╭─ Exercise inputs

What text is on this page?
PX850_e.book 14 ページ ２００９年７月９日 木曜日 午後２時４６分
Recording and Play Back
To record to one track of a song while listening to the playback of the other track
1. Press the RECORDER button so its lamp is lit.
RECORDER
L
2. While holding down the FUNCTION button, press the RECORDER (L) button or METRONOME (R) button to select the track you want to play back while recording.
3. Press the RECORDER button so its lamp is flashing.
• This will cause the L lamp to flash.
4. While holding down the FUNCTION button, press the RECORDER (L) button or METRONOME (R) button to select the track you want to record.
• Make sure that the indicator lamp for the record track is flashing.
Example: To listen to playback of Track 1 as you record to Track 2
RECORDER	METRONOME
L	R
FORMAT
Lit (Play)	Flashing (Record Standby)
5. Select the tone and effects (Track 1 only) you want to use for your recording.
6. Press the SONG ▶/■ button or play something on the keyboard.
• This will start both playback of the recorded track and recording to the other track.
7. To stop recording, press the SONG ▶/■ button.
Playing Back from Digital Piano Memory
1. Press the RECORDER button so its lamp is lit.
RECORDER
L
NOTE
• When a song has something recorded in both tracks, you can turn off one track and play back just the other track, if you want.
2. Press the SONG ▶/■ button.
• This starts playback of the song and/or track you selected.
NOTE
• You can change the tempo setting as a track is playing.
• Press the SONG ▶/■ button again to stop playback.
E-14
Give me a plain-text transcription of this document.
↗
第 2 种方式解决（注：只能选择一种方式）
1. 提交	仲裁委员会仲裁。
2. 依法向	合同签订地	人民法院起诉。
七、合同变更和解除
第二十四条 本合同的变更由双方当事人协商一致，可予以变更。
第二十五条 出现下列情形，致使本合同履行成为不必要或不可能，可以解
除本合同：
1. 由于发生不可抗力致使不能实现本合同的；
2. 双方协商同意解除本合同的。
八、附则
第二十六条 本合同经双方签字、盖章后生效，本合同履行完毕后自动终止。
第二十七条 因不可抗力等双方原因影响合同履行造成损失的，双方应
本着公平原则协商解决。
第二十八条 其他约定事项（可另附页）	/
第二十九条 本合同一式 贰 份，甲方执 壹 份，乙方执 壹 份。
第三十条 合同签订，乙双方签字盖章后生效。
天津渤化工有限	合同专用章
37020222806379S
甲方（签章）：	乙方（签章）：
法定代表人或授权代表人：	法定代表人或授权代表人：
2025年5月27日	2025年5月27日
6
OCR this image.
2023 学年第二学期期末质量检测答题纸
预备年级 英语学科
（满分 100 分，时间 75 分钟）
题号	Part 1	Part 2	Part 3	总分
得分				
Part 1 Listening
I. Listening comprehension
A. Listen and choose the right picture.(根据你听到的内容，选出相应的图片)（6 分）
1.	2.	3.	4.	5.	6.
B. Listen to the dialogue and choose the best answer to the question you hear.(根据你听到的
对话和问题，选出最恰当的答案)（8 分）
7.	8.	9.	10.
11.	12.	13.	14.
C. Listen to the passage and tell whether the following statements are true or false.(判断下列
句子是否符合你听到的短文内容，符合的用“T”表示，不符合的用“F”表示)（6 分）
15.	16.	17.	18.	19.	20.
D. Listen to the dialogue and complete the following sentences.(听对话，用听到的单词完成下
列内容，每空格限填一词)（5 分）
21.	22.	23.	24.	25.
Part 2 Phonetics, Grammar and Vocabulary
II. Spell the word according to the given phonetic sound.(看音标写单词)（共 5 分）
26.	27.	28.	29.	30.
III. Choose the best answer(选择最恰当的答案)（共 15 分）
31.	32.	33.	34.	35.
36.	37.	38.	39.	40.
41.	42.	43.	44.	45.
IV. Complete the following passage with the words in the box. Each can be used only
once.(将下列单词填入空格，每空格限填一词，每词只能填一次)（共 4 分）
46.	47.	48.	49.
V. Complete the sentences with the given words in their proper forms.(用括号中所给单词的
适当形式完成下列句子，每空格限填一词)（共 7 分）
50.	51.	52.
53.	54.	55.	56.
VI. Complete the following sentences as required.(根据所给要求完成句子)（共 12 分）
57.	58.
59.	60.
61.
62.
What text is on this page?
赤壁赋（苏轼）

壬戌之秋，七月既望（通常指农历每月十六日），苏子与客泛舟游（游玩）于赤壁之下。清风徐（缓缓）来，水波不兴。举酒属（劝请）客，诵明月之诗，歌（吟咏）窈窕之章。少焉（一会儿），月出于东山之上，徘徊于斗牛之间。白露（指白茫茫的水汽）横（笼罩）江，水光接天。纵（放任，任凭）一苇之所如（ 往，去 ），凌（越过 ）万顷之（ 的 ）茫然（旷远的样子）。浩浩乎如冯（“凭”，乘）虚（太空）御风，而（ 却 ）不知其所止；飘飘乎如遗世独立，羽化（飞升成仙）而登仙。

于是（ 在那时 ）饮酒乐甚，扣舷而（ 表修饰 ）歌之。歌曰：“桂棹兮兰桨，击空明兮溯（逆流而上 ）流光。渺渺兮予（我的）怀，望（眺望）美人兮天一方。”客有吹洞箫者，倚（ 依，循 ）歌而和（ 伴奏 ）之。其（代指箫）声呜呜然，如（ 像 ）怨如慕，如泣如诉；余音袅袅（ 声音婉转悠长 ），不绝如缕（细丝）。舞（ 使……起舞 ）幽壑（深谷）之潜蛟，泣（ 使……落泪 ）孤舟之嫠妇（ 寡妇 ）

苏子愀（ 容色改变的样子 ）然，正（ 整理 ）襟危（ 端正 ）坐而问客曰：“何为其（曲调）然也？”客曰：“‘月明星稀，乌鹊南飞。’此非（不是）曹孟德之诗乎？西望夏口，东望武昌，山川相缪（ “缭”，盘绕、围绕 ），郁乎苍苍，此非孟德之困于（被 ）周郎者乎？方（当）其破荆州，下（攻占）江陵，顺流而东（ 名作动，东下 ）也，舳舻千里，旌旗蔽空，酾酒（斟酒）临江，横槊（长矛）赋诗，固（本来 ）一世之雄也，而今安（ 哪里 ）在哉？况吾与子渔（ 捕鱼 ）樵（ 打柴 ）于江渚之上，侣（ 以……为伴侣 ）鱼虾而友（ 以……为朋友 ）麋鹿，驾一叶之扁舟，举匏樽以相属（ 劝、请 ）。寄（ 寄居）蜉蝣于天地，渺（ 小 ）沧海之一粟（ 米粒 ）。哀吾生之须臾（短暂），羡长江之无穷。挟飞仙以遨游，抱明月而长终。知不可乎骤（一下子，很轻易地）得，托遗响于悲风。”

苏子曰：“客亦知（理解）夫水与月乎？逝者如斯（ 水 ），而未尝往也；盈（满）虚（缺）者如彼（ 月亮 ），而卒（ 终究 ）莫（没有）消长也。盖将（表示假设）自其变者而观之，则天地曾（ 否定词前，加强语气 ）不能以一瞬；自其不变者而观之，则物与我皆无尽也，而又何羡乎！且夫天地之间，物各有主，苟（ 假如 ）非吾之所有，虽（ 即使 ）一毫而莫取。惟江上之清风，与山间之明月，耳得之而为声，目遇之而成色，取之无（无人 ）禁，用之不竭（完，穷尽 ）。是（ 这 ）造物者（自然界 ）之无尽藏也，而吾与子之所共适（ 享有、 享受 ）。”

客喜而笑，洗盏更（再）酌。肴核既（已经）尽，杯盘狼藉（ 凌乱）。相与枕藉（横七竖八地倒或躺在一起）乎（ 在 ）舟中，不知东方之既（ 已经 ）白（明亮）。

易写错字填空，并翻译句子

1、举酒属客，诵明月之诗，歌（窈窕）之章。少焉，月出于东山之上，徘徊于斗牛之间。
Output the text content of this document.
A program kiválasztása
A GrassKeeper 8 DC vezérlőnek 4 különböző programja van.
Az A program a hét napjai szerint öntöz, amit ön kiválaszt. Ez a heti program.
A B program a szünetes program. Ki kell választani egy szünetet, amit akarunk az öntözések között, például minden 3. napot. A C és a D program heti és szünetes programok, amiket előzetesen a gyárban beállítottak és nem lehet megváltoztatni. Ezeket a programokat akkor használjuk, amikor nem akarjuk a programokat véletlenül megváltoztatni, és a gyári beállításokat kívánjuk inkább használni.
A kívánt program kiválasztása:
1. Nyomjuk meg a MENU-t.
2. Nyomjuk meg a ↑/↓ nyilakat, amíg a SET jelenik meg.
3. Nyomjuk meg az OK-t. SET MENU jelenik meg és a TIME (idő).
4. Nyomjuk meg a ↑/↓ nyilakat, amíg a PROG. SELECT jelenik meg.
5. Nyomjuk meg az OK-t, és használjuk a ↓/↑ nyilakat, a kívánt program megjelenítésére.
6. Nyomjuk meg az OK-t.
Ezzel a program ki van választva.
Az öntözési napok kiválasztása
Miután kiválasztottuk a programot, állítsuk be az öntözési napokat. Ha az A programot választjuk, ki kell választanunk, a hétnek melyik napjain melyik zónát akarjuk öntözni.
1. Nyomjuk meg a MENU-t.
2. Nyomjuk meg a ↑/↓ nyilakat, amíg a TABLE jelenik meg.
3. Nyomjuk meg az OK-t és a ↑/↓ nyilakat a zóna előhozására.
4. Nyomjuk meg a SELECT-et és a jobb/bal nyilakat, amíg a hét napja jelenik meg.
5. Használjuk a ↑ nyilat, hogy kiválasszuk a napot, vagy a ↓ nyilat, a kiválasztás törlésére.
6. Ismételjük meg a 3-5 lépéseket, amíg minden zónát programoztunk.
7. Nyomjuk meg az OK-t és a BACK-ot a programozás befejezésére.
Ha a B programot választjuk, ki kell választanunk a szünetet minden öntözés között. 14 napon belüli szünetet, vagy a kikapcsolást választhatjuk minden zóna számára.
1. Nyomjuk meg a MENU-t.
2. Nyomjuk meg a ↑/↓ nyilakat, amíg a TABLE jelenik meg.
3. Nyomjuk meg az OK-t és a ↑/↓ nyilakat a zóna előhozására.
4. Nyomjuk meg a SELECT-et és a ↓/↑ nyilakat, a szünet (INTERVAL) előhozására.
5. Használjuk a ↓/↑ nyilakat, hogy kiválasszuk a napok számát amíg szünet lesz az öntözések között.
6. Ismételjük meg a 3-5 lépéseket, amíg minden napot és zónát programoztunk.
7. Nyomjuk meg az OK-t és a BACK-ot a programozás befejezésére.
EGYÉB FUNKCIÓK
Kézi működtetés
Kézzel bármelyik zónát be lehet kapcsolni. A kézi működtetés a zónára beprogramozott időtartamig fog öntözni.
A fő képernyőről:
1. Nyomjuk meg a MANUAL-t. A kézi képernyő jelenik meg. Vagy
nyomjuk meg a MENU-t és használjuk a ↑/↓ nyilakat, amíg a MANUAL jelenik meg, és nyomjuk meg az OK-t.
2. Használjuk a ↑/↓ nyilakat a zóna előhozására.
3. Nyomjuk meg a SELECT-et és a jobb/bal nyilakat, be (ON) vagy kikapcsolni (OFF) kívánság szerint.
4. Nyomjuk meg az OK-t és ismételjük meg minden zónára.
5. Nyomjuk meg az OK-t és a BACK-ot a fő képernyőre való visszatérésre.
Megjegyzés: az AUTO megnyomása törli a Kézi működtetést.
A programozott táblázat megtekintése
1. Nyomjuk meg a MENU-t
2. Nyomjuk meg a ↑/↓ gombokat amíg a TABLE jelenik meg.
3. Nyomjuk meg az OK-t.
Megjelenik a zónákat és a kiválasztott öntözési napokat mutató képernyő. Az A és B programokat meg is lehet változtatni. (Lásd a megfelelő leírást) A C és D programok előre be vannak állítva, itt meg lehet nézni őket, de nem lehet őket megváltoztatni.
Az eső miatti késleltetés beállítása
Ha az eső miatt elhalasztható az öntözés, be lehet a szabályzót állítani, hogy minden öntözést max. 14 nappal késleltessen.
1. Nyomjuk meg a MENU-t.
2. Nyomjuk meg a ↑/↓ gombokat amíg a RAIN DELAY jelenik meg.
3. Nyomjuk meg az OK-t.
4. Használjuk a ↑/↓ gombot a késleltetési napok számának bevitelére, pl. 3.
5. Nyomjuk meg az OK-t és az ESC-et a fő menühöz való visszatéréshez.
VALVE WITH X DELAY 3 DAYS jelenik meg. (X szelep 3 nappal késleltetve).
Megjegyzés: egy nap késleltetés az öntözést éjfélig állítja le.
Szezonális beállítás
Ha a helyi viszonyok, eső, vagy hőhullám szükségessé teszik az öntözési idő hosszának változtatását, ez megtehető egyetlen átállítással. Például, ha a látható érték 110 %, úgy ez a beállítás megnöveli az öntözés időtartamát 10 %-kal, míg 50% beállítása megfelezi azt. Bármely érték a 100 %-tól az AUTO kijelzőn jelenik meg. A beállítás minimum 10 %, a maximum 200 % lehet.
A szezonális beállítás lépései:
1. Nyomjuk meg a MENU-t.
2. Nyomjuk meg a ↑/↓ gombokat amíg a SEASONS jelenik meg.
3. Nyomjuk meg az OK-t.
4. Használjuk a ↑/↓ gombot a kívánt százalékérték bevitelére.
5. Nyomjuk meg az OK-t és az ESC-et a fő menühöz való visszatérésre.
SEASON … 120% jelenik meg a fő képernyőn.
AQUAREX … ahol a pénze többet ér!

╰─

▶ [What the exercise asks]:
Provide the number of lines in the data above that contain the string "dialogue", and nothing else.

▶ [Answer for this exercise]:
2